EXERCISE TEXT »
>>

An experimental preview version of this MCP server is already available as a public preview. Early customers are already integrating it into their CI/CD pipelines and development environments.

QF-Test’s Edge in Agent-Based Testing: Breadth Beats Niche.

What sets QF-Test apart in this space isn’t MCP capability alone — specialized tools like Playwright now offer that too. The decisive difference lies in platform breadth: unlike many competitors that focus exclusively on web applications, QF-Test tests native Windows applications, Java GUIs, Android and iOS apps, and PDF documents using the same approach. Organizations running a heterogeneous application landscape in their development environment — which is more the rule than the exception in enterprises — get a unified test agent for all of it with QF-Test.

Platform	QF-Test	Playwright
Web Applications	✓	✓
Native Windows Apps	✓	–
Java GUIs (Swing, SWT, SX)	✓	–
Android & iOS	✓	–
PDF Documents	✓	–

Where Things Stand Today: What’s Available, What’s Coming

QFS has made a deliberate choice to communicate its AI features ahead of the official release. A dedicated AI Checks webinar demonstrates what’s already possible today. The generation features and the integrated MCP server will be introduced with QF-Test 11, planned for 2026.

Anyone who wants to try it out sooner can reach out to QFS directly. Preview versions are being shared selectively with interested customers and partners to gather real-world feedback from live projects.

<<

SOURCE INFORMATION »
>>

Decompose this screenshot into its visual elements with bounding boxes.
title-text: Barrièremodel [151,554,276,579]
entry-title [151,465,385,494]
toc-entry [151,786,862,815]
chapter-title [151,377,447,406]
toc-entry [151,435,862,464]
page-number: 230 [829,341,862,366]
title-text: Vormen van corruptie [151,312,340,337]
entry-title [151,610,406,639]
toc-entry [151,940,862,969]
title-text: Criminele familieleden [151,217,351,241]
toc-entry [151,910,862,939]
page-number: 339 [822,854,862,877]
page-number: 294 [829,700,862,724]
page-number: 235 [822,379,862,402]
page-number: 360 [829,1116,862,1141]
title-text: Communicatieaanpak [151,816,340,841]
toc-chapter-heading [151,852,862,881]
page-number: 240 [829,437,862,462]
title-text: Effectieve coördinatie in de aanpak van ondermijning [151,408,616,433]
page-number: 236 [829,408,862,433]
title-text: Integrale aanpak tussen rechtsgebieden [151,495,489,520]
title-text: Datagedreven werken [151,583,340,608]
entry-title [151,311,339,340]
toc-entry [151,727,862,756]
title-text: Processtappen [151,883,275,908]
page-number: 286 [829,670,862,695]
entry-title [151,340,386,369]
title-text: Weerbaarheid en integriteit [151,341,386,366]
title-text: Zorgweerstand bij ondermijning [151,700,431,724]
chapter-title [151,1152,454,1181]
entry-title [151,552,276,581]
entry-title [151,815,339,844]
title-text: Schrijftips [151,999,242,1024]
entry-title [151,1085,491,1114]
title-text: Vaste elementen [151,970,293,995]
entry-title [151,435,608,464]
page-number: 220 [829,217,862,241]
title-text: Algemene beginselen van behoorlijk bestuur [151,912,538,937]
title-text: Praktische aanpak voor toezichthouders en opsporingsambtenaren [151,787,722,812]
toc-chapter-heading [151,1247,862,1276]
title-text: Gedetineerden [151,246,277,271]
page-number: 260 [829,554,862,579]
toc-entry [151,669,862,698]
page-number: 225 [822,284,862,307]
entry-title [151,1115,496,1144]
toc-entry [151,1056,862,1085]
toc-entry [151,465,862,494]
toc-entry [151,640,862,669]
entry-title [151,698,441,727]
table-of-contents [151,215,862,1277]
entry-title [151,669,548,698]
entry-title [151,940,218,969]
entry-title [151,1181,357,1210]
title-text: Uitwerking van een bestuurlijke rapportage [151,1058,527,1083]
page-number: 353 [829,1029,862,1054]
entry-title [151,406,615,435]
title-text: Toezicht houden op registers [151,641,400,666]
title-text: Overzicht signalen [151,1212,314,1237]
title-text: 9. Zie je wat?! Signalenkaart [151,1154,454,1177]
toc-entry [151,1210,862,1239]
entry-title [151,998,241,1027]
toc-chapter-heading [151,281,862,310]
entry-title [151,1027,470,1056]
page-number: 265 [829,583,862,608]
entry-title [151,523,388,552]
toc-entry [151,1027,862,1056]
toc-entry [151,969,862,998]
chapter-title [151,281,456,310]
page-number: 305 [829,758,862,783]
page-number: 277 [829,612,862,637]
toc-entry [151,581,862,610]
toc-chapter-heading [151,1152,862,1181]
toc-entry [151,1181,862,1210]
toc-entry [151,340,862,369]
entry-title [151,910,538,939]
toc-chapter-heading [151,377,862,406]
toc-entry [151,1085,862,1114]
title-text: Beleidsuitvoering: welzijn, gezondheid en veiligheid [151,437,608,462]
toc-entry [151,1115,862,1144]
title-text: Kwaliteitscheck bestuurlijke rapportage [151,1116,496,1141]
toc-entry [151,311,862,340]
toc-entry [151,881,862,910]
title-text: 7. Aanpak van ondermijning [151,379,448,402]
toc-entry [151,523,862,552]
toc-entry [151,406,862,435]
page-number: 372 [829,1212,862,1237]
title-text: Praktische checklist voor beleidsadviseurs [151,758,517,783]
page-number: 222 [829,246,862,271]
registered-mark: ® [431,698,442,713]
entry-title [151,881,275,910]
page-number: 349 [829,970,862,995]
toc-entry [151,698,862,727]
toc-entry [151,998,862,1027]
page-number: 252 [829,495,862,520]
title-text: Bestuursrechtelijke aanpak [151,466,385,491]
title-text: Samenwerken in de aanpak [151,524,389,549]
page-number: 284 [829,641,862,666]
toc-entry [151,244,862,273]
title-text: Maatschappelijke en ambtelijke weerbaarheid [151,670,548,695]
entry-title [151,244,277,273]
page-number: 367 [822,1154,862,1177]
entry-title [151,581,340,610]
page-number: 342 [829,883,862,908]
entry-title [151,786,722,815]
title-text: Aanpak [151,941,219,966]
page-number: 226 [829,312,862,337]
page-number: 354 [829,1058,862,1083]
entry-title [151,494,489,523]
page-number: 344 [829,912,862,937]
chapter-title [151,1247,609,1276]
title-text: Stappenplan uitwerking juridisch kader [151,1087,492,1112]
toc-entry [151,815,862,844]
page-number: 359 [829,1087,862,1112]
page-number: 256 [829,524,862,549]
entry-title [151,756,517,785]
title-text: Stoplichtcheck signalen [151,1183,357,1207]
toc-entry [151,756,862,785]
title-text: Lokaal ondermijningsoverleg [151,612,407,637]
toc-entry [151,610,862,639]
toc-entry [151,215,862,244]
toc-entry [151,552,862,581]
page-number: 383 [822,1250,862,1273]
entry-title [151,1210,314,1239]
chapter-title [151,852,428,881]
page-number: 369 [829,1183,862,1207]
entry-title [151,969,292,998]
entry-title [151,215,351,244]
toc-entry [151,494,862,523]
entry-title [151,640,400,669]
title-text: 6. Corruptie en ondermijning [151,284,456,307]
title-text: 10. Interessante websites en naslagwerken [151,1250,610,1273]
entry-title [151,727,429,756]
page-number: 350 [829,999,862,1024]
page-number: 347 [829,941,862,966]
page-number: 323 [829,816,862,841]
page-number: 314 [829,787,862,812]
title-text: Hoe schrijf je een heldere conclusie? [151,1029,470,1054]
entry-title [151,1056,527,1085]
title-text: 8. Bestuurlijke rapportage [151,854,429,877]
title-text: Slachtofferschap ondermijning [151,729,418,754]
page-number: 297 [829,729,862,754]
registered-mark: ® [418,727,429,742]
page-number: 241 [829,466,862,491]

<<

EXERCISE DETAILS » From the QF-Test text, extract the passage starting at "QF-Test’s Edge in" and ending at "it with QF-Test.". The rows were drawn from a separate source.

WRITTEN ANSWER »
QF-Test’s Edge in Agent-Based Testing: Breadth Beats Niche.

What sets QF-Test apart in this space isn’t MCP capability alone — specialized tools like Playwright now offer that too. The decisive difference lies in platform breadth: unlike many competitors that focus exclusively on web applications, QF-Test tests native Windows applications, Java GUIs, Android and iOS apps, and PDF documents using the same approach. Organizations running a heterogeneous application landscape in their development environment — which is more the rule than the exception in enterprises — get a unified test agent for all of it with QF-Test.